• [WRITTEN PROBLEM]:
Which lines contain the string "this"? Please list every one of them.

[Data records]

## START

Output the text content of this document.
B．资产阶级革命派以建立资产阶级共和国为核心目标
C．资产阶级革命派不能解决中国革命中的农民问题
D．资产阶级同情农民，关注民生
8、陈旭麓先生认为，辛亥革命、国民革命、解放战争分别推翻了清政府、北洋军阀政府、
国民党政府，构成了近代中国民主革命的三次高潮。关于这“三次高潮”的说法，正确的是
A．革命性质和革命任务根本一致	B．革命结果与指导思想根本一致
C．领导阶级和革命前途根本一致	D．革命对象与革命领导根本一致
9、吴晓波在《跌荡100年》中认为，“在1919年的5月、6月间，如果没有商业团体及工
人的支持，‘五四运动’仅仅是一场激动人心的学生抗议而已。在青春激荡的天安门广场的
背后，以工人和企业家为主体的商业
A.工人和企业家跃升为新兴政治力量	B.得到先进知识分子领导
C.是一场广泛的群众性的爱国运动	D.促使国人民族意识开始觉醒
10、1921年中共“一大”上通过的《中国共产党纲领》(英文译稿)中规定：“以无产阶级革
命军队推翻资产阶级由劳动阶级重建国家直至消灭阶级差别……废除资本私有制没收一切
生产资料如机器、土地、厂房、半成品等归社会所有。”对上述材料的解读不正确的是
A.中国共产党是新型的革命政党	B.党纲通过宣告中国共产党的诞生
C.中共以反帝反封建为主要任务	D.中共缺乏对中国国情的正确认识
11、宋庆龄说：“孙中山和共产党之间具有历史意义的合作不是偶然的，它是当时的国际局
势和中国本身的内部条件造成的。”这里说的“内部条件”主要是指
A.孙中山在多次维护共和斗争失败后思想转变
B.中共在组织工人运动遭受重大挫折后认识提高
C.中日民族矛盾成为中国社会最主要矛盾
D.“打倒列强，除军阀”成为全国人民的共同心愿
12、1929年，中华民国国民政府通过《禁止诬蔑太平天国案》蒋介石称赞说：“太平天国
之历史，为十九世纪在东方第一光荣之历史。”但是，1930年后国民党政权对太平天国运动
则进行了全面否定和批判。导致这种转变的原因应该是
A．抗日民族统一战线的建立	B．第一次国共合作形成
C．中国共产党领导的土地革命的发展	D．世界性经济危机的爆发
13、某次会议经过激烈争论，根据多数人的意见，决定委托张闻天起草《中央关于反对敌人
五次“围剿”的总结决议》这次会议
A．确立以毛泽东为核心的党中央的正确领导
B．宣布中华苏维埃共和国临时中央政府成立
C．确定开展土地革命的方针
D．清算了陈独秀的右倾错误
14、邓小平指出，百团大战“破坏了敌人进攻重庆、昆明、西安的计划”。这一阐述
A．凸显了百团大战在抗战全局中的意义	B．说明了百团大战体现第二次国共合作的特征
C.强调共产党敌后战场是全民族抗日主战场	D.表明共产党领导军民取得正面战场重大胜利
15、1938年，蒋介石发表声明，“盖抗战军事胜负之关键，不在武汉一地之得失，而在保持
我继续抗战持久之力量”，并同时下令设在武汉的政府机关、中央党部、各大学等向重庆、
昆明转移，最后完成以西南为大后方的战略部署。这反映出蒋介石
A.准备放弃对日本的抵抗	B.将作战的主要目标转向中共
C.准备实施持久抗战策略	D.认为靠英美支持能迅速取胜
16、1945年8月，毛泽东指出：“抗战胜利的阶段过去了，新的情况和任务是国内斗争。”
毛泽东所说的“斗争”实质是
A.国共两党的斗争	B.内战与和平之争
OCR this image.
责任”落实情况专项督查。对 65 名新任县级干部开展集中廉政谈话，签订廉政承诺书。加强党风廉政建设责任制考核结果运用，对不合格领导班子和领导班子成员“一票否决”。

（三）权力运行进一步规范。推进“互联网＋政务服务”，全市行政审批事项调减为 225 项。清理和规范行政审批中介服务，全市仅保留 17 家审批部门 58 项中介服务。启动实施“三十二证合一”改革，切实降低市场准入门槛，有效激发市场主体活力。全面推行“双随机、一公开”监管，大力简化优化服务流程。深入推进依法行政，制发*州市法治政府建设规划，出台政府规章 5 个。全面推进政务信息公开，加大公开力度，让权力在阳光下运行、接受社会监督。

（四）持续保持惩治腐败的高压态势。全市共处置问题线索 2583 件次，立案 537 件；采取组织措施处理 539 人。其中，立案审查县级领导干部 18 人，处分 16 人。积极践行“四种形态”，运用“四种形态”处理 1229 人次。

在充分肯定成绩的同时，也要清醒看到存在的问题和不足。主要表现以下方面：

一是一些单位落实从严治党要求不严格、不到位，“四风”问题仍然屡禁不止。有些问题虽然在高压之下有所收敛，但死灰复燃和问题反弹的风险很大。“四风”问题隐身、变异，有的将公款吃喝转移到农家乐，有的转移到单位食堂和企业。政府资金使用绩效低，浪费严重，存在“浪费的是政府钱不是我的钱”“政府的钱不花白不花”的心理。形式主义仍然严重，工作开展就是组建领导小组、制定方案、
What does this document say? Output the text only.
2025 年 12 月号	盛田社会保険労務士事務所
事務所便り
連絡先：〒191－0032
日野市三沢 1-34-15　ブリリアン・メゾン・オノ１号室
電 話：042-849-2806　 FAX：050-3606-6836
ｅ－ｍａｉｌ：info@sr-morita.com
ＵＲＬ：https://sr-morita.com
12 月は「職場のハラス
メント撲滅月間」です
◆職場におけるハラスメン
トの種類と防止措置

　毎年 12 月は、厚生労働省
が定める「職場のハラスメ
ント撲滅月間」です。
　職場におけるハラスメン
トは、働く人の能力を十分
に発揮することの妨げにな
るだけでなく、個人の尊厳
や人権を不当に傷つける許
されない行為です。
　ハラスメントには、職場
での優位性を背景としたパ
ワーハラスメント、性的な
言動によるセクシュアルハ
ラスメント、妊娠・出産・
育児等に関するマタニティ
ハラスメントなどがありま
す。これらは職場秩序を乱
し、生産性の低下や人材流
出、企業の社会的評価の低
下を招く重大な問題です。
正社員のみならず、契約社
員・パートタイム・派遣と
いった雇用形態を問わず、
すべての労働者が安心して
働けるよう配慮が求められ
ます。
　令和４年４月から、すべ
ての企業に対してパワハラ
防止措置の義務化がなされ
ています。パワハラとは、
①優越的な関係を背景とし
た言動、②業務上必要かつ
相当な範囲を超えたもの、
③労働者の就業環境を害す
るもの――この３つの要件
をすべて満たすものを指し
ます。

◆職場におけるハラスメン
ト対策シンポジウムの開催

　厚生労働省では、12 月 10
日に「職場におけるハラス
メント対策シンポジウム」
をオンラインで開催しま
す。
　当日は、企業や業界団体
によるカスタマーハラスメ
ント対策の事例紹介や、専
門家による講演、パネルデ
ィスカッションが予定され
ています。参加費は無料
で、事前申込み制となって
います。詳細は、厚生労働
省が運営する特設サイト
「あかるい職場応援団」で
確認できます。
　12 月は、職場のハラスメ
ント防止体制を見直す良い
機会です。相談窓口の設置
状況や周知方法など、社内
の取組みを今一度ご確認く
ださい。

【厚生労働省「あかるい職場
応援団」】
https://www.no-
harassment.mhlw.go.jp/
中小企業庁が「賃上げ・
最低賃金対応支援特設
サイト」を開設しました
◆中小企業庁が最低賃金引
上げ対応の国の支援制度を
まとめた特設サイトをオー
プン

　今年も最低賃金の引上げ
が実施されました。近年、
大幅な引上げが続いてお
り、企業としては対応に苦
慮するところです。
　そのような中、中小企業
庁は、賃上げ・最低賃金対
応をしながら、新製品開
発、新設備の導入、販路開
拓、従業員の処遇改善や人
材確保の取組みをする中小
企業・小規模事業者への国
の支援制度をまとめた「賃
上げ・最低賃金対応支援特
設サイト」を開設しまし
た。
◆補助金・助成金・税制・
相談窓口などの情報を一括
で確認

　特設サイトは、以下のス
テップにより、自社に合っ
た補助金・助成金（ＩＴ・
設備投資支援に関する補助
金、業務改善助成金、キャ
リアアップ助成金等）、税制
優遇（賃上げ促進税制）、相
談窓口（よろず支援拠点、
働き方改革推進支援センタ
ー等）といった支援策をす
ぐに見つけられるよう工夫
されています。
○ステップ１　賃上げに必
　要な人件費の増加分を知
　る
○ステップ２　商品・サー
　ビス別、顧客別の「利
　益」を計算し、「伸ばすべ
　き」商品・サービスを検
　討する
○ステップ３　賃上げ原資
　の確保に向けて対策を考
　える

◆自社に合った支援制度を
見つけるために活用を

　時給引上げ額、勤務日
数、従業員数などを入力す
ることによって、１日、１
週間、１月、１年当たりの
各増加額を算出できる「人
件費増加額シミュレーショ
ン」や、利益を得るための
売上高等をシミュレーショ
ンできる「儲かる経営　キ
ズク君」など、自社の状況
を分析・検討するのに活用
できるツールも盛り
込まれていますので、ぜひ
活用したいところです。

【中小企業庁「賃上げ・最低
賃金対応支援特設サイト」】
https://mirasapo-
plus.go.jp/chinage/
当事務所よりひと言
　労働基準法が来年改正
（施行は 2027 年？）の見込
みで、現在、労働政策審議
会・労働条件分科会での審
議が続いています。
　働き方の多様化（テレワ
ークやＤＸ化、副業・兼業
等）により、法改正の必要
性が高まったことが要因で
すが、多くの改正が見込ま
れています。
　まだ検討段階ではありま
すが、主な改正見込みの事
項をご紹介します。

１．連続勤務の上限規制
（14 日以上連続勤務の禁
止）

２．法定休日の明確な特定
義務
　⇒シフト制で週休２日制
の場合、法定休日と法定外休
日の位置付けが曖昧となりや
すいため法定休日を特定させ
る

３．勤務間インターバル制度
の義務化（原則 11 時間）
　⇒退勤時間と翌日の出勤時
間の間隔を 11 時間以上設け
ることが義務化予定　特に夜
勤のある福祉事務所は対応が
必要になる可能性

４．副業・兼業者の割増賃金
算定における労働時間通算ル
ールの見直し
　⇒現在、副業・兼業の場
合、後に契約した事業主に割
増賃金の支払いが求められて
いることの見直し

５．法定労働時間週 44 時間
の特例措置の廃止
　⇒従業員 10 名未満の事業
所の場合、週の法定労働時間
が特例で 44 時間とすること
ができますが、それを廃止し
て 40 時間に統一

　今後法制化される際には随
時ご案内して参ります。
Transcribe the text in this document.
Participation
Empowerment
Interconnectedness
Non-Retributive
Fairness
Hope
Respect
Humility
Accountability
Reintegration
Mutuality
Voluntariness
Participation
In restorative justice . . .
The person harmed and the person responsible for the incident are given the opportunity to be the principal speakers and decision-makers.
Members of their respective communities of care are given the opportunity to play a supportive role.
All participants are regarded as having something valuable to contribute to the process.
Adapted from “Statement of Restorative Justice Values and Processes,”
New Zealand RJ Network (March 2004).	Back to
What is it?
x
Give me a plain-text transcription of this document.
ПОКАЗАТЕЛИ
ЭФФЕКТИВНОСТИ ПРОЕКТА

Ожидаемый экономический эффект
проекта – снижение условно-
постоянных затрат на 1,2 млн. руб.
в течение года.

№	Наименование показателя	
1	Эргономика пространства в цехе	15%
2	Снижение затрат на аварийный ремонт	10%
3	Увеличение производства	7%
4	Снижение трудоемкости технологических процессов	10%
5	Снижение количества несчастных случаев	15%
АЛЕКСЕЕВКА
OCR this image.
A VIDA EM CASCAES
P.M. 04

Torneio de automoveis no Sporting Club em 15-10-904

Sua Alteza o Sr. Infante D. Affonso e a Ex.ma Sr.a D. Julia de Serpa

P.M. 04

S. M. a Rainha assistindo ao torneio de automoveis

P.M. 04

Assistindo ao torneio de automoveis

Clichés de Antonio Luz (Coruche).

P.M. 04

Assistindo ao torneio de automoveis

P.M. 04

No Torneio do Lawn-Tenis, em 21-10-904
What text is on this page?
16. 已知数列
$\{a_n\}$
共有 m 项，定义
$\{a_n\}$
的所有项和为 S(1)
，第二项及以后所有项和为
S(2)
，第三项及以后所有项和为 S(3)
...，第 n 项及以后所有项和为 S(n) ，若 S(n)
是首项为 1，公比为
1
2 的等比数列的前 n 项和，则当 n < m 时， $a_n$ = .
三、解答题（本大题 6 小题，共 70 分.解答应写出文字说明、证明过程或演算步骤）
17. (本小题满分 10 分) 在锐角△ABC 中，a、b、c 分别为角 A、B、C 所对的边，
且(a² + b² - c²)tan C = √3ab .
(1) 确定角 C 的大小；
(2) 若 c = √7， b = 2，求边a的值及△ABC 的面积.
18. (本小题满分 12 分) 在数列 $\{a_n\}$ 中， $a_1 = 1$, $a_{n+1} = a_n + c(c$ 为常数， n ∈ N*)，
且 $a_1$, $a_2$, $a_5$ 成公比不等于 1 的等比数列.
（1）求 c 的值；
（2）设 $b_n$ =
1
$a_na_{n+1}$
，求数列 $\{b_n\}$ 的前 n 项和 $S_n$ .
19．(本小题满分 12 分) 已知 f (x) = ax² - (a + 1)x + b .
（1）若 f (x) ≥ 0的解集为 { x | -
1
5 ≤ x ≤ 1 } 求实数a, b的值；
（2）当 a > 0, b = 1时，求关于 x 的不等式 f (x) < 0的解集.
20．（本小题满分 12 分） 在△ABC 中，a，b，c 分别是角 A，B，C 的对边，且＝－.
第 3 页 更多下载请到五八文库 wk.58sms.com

## END

• [FINAL RESULT]:
Output the text content of this document.
OCR this image.
What does this document say? Output the text only.
Transcribe the text in this document.
Give me a plain-text transcription of this document.
OCR this image.
What text is on this page?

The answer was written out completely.